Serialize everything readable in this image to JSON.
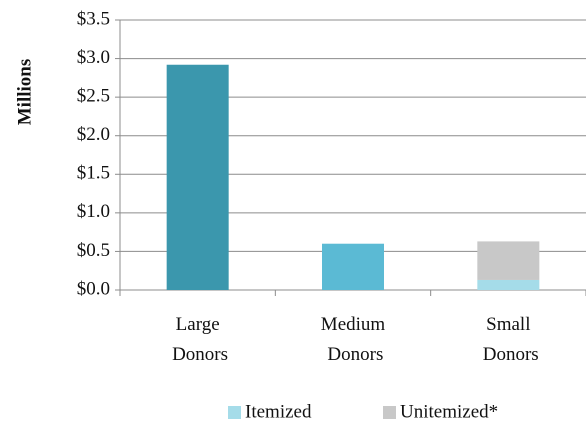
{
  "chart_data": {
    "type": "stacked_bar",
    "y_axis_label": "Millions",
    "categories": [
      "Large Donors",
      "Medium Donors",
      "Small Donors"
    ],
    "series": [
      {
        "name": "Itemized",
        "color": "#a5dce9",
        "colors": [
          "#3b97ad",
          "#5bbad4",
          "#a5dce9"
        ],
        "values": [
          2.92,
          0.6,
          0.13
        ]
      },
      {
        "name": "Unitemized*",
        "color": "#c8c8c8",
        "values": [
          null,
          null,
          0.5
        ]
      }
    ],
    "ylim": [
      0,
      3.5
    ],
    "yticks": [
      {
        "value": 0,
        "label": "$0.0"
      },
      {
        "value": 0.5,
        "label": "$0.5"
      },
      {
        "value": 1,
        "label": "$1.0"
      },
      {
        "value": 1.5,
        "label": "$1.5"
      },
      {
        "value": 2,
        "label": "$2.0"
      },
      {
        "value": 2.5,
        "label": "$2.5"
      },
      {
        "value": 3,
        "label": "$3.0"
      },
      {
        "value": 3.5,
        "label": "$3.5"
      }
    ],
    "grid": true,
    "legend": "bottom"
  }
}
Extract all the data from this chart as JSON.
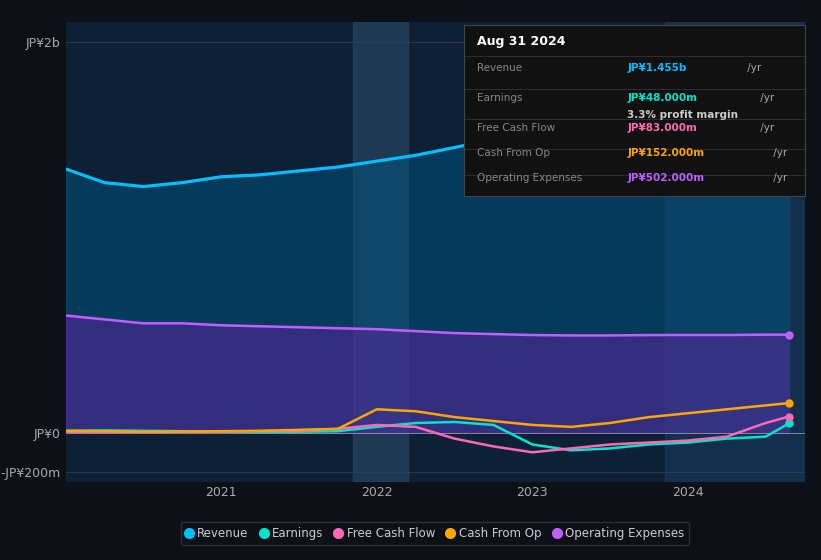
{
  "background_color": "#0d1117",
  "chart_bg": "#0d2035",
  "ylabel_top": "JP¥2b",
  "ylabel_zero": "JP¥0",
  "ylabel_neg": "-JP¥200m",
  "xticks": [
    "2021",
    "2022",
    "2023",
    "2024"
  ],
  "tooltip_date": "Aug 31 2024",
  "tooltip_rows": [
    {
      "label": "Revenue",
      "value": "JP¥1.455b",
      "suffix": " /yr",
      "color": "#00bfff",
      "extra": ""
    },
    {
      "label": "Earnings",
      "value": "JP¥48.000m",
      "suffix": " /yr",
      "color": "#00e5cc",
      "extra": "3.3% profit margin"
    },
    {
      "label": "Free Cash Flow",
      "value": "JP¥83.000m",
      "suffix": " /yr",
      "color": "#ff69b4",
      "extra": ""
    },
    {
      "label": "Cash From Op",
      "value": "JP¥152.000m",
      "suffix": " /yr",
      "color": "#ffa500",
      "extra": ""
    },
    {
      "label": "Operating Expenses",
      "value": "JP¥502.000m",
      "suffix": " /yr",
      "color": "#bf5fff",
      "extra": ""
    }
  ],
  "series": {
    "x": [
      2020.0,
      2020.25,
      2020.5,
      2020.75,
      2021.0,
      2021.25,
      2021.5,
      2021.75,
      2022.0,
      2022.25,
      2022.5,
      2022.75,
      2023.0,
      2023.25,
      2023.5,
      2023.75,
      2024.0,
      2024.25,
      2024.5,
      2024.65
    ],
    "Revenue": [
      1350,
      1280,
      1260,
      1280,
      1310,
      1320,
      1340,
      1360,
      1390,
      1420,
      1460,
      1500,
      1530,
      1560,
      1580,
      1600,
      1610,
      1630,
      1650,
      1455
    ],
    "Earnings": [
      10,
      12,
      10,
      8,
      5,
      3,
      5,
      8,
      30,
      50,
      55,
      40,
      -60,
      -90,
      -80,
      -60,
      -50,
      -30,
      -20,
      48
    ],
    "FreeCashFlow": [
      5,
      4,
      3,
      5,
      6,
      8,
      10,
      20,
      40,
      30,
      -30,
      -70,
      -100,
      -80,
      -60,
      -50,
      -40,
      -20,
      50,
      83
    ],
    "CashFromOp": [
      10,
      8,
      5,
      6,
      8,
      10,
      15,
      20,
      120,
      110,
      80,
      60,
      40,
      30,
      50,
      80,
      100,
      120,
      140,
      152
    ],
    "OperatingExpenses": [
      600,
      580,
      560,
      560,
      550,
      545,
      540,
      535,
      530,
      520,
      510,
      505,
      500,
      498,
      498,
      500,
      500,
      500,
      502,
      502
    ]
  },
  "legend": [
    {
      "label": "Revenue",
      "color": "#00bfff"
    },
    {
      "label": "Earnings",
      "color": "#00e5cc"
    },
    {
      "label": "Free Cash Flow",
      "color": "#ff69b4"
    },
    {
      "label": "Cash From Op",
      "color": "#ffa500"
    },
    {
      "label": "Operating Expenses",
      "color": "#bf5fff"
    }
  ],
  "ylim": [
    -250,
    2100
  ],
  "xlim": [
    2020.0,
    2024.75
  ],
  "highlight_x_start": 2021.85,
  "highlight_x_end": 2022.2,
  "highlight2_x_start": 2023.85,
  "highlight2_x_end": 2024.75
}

########################################

--- SET PROBLEM ---
Quote everything in the listing above exactly; pictures are the only thing to omit.

--- FULL OUTPUT ---
Serialize everything readable in this image to JSON.
{
  "chart_data": {
    "type": "stacked_bar",
    "y_axis_label": "Millions",
    "categories": [
      "Large Donors",
      "Medium Donors",
      "Small Donors"
    ],
    "series": [
      {
        "name": "Itemized",
        "color": "#a5dce9",
        "colors": [
          "#3b97ad",
          "#5bbad4",
          "#a5dce9"
        ],
        "values": [
          2.92,
          0.6,
          0.13
        ]
      },
      {
        "name": "Unitemized*",
        "color": "#c8c8c8",
        "values": [
          null,
          null,
          0.5
        ]
      }
    ],
    "ylim": [
      0,
      3.5
    ],
    "yticks": [
      {
        "value": 0,
        "label": "$0.0"
      },
      {
        "value": 0.5,
        "label": "$0.5"
      },
      {
        "value": 1,
        "label": "$1.0"
      },
      {
        "value": 1.5,
        "label": "$1.5"
      },
      {
        "value": 2,
        "label": "$2.0"
      },
      {
        "value": 2.5,
        "label": "$2.5"
      },
      {
        "value": 3,
        "label": "$3.0"
      },
      {
        "value": 3.5,
        "label": "$3.5"
      }
    ],
    "grid": true,
    "legend": "bottom"
  }
}
Extract all the data from this chart as JSON.
{
  "background_color": "#0d1117",
  "chart_bg": "#0d2035",
  "ylabel_top": "JP¥2b",
  "ylabel_zero": "JP¥0",
  "ylabel_neg": "-JP¥200m",
  "xticks": [
    "2021",
    "2022",
    "2023",
    "2024"
  ],
  "tooltip_date": "Aug 31 2024",
  "tooltip_rows": [
    {
      "label": "Revenue",
      "value": "JP¥1.455b",
      "suffix": " /yr",
      "color": "#00bfff",
      "extra": ""
    },
    {
      "label": "Earnings",
      "value": "JP¥48.000m",
      "suffix": " /yr",
      "color": "#00e5cc",
      "extra": "3.3% profit margin"
    },
    {
      "label": "Free Cash Flow",
      "value": "JP¥83.000m",
      "suffix": " /yr",
      "color": "#ff69b4",
      "extra": ""
    },
    {
      "label": "Cash From Op",
      "value": "JP¥152.000m",
      "suffix": " /yr",
      "color": "#ffa500",
      "extra": ""
    },
    {
      "label": "Operating Expenses",
      "value": "JP¥502.000m",
      "suffix": " /yr",
      "color": "#bf5fff",
      "extra": ""
    }
  ],
  "series": {
    "x": [
      2020.0,
      2020.25,
      2020.5,
      2020.75,
      2021.0,
      2021.25,
      2021.5,
      2021.75,
      2022.0,
      2022.25,
      2022.5,
      2022.75,
      2023.0,
      2023.25,
      2023.5,
      2023.75,
      2024.0,
      2024.25,
      2024.5,
      2024.65
    ],
    "Revenue": [
      1350,
      1280,
      1260,
      1280,
      1310,
      1320,
      1340,
      1360,
      1390,
      1420,
      1460,
      1500,
      1530,
      1560,
      1580,
      1600,
      1610,
      1630,
      1650,
      1455
    ],
    "Earnings": [
      10,
      12,
      10,
      8,
      5,
      3,
      5,
      8,
      30,
      50,
      55,
      40,
      -60,
      -90,
      -80,
      -60,
      -50,
      -30,
      -20,
      48
    ],
    "FreeCashFlow": [
      5,
      4,
      3,
      5,
      6,
      8,
      10,
      20,
      40,
      30,
      -30,
      -70,
      -100,
      -80,
      -60,
      -50,
      -40,
      -20,
      50,
      83
    ],
    "CashFromOp": [
      10,
      8,
      5,
      6,
      8,
      10,
      15,
      20,
      120,
      110,
      80,
      60,
      40,
      30,
      50,
      80,
      100,
      120,
      140,
      152
    ],
    "OperatingExpenses": [
      600,
      580,
      560,
      560,
      550,
      545,
      540,
      535,
      530,
      520,
      510,
      505,
      500,
      498,
      498,
      500,
      500,
      500,
      502,
      502
    ]
  },
  "legend": [
    {
      "label": "Revenue",
      "color": "#00bfff"
    },
    {
      "label": "Earnings",
      "color": "#00e5cc"
    },
    {
      "label": "Free Cash Flow",
      "color": "#ff69b4"
    },
    {
      "label": "Cash From Op",
      "color": "#ffa500"
    },
    {
      "label": "Operating Expenses",
      "color": "#bf5fff"
    }
  ],
  "ylim": [
    -250,
    2100
  ],
  "xlim": [
    2020.0,
    2024.75
  ],
  "highlight_x_start": 2021.85,
  "highlight_x_end": 2022.2,
  "highlight2_x_start": 2023.85,
  "highlight2_x_end": 2024.75
}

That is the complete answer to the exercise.